Scan the lines below; pull out those with "утра".

Extracted records
* * *

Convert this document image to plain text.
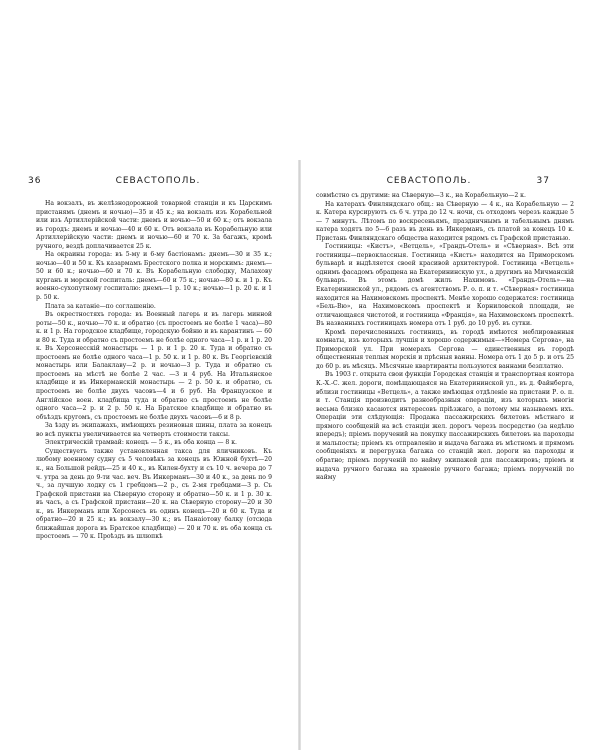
36	СЕВАСТОПОЛЬ.

На вокзалъ, въ желѣзнодорожной товарной станціи и къ Царскимъ пристанямъ (днемъ и ночью)—35 и 45 к.; на вокзалъ изъ Корабельной или изъ Артиллерійской части: днемъ и ночью—50 и 60 к.; отъ вокзала въ городъ: днемъ и ночью—40 и 60 к. Отъ вокзала въ Корабельную или Артиллерійскую части: днемъ и ночью—60 и 70 к. За багажъ, кромѣ ручного, вездѣ доплачивается 25 к.

На окраины города: въ 5-му и 6-му бастіонамъ: днемъ—30 и 35 к.; ночью—40 и 50 к. Къ казармамъ Брестского полка и морскимъ: днемъ—50 и 60 к.; ночью—60 и 70 к. Въ Корабельную слободку, Малахову курганъ и морской госпиталь: днемъ—60 и 75 к.; ночью—80 к. и 1 р. Къ военно-сухопутному госпиталю: днемъ—1 р. 10 к.; ночью—1 р. 20 к. и 1 р. 50 к.

Плата за катаніе—по соглашенію.

Въ окрестностяхъ города: въ Военный лагерь и въ лагерь минной роты—50 к., ночью—70 к. и обратно (съ простоемъ не болѣе 1 часа)—80 к. и 1 р. На городское кладбище, городскую бойню и въ карантинъ — 60 и 80 к. Туда и обратно съ простоемъ не болѣе одного часа—1 р. и 1 р. 20 к. Въ Херсонесскій монастырь — 1 р. и 1 р. 20 к. Туда и обратно съ простоемъ не болѣе одного часа—1 р. 50 к. и 1 р. 80 к. Въ Георгіевскій монастырь или Балаклаву—2 р. и ночью—3 р. Туда и обратно съ простоемъ на мѣстѣ не болѣе 2 час. —3 и 4 руб. На Итальянское кладбище и въ Инкерманскій монастырь — 2 р. 50 к. и обратно, съ простоемъ не болѣе двухъ часовъ—4 и 6 руб. На Французское и Англійское воен. кладбища туда и обратно съ простоемъ не болѣе одного часа—2 р. и 2 р. 50 к. На Братское кладбище и обратно въ объѣздъ кругомъ, съ простоемъ не болѣе двухъ часовъ—6 и 8 р.

За ѣзду въ экипажахъ, имѣющихъ резиновыя шины, плата за конецъ во всѣ пункты увеличивается на четверть стоимости таксы.

Электрическій трамвай: конецъ — 5 к., въ оба конца — 8 к.

Существуетъ также установленная такса для яличниковъ. Къ любому военному судну съ 5 человѣкъ за конецъ въ Южной бухтѣ—20 к., на Большой рейдъ—25 и 40 к., въ Килен-бухту и съ 10 ч. вечера до 7 ч. утра за день до 9-ти час. веч. Въ Инкерманъ—30 и 40 к., за день по 9 ч., за лучшую лодку съ 1 гребцомъ—2 р., съ 2-мя гребцами—3 р. Съ Графской пристани на Сѣверную сторону и обратно—50 к. и 1 р. 30 к. въ часъ, а съ Графской пристани—20 к. на Сѣверную сторону—20 и 30 к., въ Инкерманъ или Херсонесъ въ одинъ конецъ—20 и 60 к. Туда и обратно—20 и 25 к.; въ вокзалу—30 к.; въ Панаіотову балку (отсюда ближайшая дорога въ Братское кладбище) — 20 и 70 к. въ оба конца съ простоемъ — 70 к. Проѣздъ въ шлюпкѣ

СЕВАСТОПОЛЬ.	37

совмѣстно съ другими: на Сѣверную—3 к., на Корабельную—2 к.

На катерахъ Финляндскаго общ.: на Сѣверную — 4 к., на Корабельную — 2 к. Катера курсируютъ съ 6 ч. утра до 12 ч. ночи, съ отходомъ черезъ каждые 5 — 7 минутъ. Лѣтомъ по воскресеньямъ, праздничнымъ и табельнымъ днямъ катера ходятъ по 5—6 разъ въ день въ Инкерманъ, съ платой за конецъ 10 к. Пристань Финляндскаго общества находится рядомъ съ Графской пристанью.

Гостиницы: «Кистъ», «Ветцель», «Грандъ-Отель» и «Сѣверная». Всѣ эти гостиницы—первоклассныя. Гостиница «Кистъ» находится на Приморскомъ бульварѣ и выдѣляется своей красивой архитектурой. Гостиница «Ветцель» однимъ фасадомъ обращена на Екатерининскую ул., а другимъ на Мичманскій бульваръ. Въ этомъ домѣ жилъ Нахимовъ. «Грандъ-Отель»—на Екатерининской ул., рядомъ съ агентствомъ Р. о. п. и т. «Сѣверная» гостиница находится на Нахимовскомъ проспектѣ. Менѣе хорошо содержатся: гостиница «Бель-Вю», на Нахимовскомъ проспектѣ и Корниловской площади, не отличающаяся чистотой, и гостиница «Франція», на Нахимовскомъ проспектѣ. Въ названныхъ гостиницахъ номера отъ 1 руб. до 10 руб. въ сутки.

Кромѣ перечисленныхъ гостиницъ, въ городѣ имѣются меблированныя комнаты, изъ которыхъ лучшія и хорошо содержимыя—«Номера Сергова», на Приморской ул. При номерахъ Сергова — единственныя въ городѣ общественныя теплыя морскія и прѣсныя ванны. Номера отъ 1 до 5 р. и отъ 25 до 60 р. въ мѣсяцъ. Мѣсячные квартиранты пользуются ваннами безплатно.

Въ 1903 г. открыта свои функціи Городская станція и транспортная контора К.-Х.-С. жел. дороги, помѣщающаяся на Екатерининской ул., въ д. Файнберга, вблизи гостиницы «Ветцель», а также имѣющая отдѣленіе на пристани Р. о. п. и т. Станція производитъ разнообразныя операціи, изъ которыхъ многія весьма близко касаются интересовъ пріѣзжаго, а потому мы называемъ ихъ. Операціи эти слѣдующія: Продажа пассажирскихъ билетовъ мѣстнаго и прямого сообщеній на всѣ станціи жел. дорогъ черезъ посредство (за недѣлю впередъ); пріемъ поручений на покупку пассажирскихъ билетовъ на пароходы и мальпосты; пріемъ къ отправленію и выдача багажа въ мѣстномъ и прямомъ сообщеніяхъ и перегрузка багажа со станцій жел. дороги на пароходы и обратно; пріемъ порученій по найму экипажей для пассажировъ; пріемъ и выдача ручного багажа на храненіе ручного багажа; пріемъ порученій по найму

* * *

Result of this exercise:
Существуетъ также установленная такса для яличниковъ. Къ любому военному судну съ 5 человѣкъ за конецъ въ Южной бухтѣ—20 к., на Большой рейдъ—25 и 40 к., въ Килен-бухту и съ 10 ч. вечера до 7 ч. утра за день до 9-ти час. веч. Въ Инкерманъ—30 и 40 к., за день по 9 ч., за лучшую лодку съ 1 гребцомъ—2 р., съ 2-мя гребцами—3 р. Съ Графской пристани на Сѣверную сторону и обратно—50 к. и 1 р. 30 к. въ часъ, а съ Графской пристани—20 к. на Сѣверную сторону—20 и 30 к., въ Инкерманъ или Херсонесъ въ одинъ конецъ—20 и 60 к. Туда и обратно—20 и 25 к.; въ вокзалу—30 к.; въ Панаіотову балку (отсюда ближайшая дорога въ Братское кладбище) — 20 и 70 к. въ оба конца съ простоемъ — 70 к. Проѣздъ въ шлюпкѣ
На катерахъ Финляндскаго общ.: на Сѣверную — 4 к., на Корабельную — 2 к. Катера курсируютъ съ 6 ч. утра до 12 ч. ночи, съ отходомъ черезъ каждые 5 — 7 минутъ. Лѣтомъ по воскресеньямъ, праздничнымъ и табельнымъ днямъ катера ходятъ по 5—6 разъ въ день въ Инкерманъ, съ платой за конецъ 10 к. Пристань Финляндскаго общества находится рядомъ съ Графской пристанью.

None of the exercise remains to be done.